Work instructions ▸
Work out how many lines hold "court". Give the number and nothing else.

--- Dataset rows ---

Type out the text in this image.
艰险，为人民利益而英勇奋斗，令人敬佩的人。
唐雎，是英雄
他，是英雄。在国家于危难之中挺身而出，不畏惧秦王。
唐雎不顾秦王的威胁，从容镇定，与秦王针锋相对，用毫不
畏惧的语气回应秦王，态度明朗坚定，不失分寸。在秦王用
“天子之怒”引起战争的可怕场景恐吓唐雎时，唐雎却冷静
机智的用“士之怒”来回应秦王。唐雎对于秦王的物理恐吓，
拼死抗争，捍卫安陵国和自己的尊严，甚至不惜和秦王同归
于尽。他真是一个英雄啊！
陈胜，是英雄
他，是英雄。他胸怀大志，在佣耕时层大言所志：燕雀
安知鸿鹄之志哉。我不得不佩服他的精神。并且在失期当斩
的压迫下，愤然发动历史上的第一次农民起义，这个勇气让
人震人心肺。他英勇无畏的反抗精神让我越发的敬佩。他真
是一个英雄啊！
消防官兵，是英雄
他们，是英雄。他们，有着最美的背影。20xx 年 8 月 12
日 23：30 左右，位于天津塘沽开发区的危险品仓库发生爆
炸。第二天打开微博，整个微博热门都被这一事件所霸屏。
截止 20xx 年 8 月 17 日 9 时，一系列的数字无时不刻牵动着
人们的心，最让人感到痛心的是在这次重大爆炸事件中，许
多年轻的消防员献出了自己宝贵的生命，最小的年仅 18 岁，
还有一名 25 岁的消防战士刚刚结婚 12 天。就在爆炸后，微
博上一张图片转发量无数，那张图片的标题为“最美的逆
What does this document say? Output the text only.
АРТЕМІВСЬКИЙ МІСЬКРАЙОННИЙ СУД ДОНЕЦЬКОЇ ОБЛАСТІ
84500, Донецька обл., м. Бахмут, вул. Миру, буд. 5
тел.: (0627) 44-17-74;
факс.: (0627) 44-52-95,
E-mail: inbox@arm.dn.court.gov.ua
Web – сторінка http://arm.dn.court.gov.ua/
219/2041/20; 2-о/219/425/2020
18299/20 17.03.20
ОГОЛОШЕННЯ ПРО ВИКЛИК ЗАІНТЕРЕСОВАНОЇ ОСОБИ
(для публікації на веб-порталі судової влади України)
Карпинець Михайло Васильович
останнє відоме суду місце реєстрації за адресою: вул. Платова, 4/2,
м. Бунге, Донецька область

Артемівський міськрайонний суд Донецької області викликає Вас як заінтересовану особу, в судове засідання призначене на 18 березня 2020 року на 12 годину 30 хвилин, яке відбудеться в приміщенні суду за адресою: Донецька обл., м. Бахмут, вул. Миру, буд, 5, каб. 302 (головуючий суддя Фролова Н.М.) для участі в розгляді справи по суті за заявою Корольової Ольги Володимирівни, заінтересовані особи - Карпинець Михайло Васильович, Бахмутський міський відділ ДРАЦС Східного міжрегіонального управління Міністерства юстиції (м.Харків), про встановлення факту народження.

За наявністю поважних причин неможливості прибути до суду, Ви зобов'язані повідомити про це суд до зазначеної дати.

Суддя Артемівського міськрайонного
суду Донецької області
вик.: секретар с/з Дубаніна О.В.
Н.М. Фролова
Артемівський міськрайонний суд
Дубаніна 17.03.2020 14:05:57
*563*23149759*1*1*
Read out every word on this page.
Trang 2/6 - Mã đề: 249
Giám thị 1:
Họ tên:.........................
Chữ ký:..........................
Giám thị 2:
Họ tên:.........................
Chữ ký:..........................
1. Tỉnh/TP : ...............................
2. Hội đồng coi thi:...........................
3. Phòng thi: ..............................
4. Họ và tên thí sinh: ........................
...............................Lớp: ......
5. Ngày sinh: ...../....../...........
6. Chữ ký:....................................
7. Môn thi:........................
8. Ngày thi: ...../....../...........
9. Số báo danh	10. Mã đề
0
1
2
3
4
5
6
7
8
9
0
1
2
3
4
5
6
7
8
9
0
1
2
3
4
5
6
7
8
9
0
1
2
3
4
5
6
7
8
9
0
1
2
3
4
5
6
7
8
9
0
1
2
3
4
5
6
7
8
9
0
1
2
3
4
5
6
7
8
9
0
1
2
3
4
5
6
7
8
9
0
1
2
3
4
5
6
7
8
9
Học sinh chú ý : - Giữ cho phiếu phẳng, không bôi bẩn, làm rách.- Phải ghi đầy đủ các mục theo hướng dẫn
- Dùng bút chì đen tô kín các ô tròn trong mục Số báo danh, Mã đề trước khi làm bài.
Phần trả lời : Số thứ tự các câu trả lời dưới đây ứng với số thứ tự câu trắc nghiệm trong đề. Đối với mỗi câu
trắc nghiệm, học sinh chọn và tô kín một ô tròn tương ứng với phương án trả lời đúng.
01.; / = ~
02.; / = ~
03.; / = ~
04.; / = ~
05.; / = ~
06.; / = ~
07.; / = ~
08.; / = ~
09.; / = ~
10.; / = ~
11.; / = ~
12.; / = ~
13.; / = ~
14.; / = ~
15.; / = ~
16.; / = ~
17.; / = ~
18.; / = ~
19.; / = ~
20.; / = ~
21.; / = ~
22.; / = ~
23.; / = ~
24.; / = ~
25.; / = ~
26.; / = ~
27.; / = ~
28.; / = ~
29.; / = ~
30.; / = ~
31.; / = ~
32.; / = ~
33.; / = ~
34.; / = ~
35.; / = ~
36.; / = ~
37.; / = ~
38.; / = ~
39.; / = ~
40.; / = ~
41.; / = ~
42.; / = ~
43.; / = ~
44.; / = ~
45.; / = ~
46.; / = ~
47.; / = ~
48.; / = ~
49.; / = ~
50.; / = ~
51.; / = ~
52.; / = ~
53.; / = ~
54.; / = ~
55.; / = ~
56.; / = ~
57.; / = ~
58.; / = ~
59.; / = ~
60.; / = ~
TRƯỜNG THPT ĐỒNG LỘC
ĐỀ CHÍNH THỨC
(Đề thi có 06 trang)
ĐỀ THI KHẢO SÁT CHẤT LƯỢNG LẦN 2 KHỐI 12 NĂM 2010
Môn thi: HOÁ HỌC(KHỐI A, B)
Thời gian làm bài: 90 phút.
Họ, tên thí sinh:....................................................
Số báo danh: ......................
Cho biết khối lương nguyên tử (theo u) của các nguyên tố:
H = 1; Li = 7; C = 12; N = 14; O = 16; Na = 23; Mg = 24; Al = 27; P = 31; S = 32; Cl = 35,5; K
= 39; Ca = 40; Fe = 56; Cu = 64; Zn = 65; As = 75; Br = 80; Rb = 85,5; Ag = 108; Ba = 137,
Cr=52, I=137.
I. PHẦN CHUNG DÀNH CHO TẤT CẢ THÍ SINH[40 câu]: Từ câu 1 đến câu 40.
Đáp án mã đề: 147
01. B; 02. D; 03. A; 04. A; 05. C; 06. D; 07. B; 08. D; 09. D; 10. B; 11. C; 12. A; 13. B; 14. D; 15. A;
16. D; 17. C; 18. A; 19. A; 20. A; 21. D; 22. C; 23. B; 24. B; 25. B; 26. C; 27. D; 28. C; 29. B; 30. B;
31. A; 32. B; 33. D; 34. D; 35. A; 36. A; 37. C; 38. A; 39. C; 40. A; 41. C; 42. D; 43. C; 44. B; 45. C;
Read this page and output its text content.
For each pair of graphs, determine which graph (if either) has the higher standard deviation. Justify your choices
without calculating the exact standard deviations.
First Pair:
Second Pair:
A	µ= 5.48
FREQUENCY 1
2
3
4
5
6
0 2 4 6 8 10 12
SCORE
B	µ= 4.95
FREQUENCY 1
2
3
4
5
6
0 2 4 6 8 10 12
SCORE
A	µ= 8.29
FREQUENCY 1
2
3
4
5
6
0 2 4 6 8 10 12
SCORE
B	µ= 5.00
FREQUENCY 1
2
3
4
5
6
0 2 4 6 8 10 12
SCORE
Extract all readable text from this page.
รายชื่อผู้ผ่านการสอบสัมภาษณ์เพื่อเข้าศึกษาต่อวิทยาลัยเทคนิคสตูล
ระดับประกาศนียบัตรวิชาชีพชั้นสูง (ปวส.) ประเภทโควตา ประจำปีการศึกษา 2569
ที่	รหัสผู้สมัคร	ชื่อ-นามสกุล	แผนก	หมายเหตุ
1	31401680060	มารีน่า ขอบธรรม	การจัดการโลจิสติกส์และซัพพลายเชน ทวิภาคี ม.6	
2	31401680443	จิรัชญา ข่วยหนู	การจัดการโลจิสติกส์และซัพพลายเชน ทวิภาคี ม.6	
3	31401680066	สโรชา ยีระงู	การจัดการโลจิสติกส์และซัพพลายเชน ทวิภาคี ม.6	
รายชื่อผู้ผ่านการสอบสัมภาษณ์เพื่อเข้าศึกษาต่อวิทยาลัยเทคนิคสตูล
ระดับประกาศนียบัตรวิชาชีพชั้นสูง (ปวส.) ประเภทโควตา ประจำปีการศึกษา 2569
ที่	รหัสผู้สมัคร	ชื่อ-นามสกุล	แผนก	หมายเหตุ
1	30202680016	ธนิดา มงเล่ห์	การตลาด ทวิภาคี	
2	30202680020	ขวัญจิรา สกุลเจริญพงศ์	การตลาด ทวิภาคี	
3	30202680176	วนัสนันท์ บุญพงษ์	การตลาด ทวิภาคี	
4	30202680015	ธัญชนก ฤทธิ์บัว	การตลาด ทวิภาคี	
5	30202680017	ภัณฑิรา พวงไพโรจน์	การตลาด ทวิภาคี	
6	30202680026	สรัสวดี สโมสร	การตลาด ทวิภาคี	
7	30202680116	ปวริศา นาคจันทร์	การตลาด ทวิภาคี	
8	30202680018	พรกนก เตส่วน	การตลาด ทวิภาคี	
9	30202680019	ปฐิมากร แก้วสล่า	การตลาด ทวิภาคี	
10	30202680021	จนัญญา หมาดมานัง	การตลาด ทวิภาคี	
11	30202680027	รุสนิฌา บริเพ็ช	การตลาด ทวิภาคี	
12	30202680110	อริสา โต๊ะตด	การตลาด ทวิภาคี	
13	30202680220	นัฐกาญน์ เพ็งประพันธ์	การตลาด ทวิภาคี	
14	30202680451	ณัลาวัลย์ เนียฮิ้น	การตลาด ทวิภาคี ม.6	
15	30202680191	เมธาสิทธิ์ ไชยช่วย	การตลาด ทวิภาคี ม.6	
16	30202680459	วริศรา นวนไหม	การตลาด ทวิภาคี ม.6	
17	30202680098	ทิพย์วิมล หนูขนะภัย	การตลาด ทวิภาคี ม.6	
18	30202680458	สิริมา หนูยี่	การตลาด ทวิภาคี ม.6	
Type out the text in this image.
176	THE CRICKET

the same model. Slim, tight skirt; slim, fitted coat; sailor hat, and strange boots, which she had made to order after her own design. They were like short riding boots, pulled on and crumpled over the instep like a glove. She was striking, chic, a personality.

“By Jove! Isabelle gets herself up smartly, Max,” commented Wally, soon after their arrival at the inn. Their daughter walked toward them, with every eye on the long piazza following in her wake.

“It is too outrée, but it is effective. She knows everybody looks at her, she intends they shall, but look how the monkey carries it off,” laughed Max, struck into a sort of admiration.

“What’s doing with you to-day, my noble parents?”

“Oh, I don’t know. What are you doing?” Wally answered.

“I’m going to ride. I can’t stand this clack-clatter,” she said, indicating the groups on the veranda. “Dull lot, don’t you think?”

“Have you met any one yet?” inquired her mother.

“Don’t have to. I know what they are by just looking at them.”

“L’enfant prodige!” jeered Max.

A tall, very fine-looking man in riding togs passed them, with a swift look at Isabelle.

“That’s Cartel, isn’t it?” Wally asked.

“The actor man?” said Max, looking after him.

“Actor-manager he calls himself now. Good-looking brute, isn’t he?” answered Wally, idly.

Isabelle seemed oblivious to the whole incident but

---

Response ▸
2